REQUIRED TASK – Go through the listing and pick out each line with the word "XXXXX" in it.

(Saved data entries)
☆ ☆ ☆ ☆ ☆

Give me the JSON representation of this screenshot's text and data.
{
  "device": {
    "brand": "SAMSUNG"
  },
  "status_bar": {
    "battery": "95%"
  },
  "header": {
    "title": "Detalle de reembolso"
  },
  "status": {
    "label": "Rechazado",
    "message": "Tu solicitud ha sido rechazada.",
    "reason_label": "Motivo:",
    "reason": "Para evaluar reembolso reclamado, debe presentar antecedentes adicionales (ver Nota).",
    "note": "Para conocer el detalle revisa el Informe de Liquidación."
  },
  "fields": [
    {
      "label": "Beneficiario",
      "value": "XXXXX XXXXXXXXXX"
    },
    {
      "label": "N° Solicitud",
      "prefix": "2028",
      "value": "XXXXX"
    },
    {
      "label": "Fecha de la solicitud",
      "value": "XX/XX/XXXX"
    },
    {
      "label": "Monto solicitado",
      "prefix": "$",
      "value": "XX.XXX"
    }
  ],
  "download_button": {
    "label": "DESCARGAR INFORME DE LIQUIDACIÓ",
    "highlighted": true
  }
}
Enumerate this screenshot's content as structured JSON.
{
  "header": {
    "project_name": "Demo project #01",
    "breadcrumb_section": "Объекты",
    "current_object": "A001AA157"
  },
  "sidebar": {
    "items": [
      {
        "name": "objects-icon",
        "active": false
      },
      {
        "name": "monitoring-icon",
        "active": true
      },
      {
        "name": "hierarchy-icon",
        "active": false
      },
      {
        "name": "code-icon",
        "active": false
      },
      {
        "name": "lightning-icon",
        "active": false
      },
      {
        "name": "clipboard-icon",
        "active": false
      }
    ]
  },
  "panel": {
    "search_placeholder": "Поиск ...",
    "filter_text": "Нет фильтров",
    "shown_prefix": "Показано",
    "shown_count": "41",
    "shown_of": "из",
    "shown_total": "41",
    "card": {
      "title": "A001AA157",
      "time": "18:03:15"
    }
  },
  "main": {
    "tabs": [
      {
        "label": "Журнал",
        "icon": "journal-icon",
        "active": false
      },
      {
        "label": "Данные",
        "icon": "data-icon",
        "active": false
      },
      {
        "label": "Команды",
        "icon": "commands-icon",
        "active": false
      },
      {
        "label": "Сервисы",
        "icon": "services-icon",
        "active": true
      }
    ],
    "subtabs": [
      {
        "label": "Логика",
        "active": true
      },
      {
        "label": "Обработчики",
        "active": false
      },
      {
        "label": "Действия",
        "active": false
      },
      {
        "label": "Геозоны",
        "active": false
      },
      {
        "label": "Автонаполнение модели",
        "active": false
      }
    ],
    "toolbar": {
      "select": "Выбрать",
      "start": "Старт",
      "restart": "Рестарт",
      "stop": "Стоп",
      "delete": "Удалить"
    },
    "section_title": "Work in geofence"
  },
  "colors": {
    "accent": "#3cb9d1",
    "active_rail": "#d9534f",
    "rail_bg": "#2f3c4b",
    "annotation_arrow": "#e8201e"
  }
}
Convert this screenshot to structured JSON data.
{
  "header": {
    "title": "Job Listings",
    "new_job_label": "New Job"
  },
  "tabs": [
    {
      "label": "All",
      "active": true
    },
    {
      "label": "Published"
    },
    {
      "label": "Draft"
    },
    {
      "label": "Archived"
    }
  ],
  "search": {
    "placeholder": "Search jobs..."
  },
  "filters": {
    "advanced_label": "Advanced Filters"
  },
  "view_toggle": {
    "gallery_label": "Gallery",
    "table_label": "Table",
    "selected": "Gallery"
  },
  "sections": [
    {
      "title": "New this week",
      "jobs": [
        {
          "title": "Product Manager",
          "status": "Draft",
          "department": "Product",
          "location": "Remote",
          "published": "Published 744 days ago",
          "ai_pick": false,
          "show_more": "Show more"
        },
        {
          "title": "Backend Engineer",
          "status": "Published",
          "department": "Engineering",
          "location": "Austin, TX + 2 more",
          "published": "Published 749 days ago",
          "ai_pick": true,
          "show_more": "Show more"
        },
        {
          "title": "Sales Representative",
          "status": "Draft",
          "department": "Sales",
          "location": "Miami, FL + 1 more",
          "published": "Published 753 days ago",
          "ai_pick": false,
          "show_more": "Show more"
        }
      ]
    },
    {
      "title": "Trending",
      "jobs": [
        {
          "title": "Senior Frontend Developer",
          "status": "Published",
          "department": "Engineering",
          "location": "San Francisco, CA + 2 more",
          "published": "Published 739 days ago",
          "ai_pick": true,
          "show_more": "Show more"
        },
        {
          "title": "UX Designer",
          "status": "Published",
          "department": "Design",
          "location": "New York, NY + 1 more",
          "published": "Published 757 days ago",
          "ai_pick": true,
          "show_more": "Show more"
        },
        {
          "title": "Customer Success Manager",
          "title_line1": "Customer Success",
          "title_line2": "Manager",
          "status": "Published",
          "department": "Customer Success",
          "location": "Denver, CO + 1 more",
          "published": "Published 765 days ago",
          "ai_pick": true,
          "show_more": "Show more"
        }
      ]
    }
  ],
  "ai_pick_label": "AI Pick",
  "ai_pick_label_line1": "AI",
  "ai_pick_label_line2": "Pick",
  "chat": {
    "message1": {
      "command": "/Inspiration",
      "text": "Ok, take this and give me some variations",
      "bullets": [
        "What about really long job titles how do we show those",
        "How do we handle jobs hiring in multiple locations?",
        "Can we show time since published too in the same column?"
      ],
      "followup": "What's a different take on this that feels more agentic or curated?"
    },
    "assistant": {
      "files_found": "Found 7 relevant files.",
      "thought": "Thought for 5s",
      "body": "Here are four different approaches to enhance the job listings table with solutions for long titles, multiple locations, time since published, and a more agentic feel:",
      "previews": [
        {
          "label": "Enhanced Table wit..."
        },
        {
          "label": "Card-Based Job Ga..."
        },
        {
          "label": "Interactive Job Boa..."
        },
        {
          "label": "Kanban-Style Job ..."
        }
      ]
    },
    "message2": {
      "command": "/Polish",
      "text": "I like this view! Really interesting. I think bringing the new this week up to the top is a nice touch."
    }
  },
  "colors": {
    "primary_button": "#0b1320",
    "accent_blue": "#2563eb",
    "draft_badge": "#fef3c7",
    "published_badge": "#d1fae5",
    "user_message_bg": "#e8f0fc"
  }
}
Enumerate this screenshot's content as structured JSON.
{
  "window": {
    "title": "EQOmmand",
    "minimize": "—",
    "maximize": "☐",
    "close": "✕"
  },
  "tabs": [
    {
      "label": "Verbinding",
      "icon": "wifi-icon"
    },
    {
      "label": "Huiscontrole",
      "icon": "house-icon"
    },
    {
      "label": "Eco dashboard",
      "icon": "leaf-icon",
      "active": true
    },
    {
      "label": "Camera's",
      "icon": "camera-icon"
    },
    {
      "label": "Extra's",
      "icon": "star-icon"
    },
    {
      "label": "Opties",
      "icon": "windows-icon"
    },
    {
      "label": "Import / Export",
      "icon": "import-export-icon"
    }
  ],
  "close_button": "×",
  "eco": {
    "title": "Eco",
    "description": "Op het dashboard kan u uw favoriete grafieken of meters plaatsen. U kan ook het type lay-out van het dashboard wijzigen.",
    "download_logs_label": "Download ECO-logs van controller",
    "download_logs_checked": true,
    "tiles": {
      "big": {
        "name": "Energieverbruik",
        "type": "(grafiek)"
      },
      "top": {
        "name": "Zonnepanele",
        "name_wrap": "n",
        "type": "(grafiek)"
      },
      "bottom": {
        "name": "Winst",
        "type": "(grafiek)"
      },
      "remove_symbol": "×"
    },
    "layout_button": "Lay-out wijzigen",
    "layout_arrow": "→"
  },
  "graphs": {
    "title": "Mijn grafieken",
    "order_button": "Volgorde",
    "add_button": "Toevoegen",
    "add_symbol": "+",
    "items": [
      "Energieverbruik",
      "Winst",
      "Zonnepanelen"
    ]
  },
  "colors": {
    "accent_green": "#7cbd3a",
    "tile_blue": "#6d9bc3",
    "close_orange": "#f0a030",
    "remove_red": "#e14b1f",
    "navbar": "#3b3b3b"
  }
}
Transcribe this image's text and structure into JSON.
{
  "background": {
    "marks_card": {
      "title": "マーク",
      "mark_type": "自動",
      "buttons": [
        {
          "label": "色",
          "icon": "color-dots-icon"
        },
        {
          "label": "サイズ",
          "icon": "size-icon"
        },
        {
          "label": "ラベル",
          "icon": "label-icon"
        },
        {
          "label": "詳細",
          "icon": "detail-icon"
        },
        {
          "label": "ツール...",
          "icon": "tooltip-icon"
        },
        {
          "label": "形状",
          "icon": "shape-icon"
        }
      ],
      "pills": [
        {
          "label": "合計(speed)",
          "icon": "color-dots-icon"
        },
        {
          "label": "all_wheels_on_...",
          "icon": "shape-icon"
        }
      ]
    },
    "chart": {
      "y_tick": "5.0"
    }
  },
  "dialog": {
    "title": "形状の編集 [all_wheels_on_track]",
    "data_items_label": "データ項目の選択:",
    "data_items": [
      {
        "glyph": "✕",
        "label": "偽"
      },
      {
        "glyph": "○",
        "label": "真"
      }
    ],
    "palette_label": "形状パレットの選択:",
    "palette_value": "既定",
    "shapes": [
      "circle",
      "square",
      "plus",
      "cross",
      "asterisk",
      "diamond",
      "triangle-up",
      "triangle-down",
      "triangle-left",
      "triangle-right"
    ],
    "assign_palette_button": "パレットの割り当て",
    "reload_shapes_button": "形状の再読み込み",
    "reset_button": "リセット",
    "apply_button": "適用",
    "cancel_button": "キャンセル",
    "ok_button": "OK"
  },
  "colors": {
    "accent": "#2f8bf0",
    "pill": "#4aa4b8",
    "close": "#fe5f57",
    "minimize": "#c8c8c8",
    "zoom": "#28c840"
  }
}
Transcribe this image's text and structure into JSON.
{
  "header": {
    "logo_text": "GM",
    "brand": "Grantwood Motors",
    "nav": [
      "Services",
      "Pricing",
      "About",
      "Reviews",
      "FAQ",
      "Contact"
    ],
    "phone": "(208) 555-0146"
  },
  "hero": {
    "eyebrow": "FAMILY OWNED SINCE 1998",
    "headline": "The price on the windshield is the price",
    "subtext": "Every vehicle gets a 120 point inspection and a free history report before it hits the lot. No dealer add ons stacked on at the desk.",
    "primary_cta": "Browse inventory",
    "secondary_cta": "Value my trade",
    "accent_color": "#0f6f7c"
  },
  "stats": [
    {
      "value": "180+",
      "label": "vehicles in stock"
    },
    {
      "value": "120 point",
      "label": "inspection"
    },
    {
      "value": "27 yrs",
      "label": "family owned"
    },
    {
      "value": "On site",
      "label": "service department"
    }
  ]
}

☆ ☆ ☆ ☆ ☆

TASK SOLUTION –
      "value": "XXXXX XXXXXXXXXX"
      "value": "XXXXX"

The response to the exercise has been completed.